(begin)

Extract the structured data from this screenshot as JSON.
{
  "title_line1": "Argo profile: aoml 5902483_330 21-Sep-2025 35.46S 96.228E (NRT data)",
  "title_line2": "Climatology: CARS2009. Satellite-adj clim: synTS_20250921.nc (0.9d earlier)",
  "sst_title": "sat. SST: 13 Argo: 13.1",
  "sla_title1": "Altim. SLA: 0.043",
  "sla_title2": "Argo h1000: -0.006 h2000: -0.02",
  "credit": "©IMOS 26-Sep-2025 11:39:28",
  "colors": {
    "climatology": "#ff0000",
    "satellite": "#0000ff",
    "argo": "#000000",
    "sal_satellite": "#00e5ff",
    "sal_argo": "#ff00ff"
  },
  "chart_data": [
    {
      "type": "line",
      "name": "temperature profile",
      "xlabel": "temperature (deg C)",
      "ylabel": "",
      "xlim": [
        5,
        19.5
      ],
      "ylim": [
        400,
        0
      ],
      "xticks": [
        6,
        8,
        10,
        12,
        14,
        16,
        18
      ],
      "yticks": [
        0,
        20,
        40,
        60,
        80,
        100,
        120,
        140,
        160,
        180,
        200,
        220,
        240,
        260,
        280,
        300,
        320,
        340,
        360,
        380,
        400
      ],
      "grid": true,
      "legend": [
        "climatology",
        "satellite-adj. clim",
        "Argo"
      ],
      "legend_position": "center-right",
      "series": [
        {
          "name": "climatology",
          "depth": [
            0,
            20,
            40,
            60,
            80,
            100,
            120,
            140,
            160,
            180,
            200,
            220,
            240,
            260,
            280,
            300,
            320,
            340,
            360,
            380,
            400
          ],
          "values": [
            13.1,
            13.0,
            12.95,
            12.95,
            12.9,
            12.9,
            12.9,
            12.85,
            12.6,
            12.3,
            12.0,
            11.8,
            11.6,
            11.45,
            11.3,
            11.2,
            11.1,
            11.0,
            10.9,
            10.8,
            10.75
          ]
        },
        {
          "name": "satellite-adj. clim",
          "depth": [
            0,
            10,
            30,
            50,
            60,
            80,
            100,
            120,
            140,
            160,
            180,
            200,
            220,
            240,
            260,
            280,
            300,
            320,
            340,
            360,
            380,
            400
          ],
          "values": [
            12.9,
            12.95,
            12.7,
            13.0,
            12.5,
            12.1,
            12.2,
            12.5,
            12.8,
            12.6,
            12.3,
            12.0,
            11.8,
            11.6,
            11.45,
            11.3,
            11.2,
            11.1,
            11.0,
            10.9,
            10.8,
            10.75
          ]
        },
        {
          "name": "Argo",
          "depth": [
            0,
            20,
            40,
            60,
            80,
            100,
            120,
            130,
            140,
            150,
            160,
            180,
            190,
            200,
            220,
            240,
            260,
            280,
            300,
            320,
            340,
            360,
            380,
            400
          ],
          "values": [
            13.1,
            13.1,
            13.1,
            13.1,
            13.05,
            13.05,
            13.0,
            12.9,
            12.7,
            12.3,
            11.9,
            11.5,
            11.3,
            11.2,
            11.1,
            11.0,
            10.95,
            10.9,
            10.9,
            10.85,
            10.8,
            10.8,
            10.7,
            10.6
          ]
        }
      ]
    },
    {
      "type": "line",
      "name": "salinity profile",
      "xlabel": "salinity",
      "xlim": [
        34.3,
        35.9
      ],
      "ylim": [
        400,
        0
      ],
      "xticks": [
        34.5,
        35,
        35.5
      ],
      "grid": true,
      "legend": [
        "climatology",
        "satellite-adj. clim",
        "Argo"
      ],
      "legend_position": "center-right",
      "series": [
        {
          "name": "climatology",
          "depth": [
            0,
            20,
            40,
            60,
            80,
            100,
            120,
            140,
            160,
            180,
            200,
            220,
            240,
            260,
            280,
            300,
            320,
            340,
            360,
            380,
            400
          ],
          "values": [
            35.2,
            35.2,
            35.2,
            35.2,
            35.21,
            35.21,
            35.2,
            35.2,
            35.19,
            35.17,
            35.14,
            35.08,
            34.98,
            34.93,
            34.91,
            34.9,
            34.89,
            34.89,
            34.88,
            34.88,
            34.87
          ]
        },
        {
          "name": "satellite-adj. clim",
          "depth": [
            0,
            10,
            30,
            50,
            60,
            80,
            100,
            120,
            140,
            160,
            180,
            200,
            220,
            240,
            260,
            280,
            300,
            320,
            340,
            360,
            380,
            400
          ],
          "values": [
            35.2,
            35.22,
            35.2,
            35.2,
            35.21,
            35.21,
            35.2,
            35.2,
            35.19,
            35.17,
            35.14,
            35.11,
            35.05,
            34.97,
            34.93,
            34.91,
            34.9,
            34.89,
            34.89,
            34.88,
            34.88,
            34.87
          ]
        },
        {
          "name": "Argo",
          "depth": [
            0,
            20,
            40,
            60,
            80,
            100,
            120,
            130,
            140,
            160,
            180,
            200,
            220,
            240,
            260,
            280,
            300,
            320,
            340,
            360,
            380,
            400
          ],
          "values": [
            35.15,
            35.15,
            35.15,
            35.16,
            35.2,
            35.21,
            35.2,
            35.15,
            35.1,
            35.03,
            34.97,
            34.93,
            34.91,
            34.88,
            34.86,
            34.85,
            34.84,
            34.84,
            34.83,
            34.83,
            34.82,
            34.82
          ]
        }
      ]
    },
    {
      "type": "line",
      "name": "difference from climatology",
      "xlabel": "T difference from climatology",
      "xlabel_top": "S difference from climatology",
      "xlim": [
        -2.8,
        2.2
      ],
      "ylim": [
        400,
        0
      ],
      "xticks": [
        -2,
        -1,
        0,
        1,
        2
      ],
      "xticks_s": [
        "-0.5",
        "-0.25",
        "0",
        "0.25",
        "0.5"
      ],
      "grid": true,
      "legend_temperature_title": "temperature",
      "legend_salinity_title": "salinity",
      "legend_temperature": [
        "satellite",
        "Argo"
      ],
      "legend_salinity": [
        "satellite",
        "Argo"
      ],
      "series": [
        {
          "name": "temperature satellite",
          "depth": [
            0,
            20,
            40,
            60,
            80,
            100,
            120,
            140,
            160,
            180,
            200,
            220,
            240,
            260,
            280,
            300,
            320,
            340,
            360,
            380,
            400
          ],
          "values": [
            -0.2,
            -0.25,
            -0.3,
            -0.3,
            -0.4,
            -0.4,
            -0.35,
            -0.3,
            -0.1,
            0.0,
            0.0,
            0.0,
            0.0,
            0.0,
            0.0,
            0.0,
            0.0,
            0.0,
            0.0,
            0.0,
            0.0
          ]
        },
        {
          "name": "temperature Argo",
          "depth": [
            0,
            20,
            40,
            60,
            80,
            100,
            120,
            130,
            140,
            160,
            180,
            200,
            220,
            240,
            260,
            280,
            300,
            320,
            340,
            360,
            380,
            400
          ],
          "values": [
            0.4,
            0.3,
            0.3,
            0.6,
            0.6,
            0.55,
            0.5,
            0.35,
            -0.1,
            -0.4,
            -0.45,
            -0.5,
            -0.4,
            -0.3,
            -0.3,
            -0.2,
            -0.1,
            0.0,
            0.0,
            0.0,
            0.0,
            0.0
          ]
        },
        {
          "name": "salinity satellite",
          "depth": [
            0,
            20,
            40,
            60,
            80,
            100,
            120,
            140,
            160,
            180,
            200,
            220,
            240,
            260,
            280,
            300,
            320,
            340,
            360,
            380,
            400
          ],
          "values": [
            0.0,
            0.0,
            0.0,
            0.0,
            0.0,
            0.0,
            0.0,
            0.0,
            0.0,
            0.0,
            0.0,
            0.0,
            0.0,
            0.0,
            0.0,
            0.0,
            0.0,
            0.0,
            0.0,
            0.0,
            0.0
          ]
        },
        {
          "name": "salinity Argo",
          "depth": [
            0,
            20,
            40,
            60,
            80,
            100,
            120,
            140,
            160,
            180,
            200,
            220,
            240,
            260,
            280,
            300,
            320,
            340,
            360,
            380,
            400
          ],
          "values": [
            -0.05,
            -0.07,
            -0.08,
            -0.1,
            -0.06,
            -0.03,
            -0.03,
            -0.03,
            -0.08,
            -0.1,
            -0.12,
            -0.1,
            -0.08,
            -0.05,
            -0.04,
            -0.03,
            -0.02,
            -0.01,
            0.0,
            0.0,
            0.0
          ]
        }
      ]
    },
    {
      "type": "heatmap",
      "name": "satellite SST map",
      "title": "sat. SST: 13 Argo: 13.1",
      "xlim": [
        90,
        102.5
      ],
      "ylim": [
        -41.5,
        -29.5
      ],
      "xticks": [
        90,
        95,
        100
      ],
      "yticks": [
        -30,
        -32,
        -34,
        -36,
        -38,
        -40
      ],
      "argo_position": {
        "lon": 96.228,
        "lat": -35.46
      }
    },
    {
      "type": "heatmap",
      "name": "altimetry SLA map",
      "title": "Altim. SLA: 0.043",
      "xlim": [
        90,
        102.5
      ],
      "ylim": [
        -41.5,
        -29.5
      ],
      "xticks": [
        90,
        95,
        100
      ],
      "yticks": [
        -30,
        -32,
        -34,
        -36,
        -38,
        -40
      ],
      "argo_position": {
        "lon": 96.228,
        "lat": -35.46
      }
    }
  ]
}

(end)

» **WRITTEN REQUEST**:
Select every line above that contains the word "from", and copy it.

» **SOLUTION TO THIS EXERCISE**:
Extract the structured data from this screenshot as JSON.
      "name": "difference from climatology",
      "xlabel": "T difference from climatology",
      "xlabel_top": "S difference from climatology",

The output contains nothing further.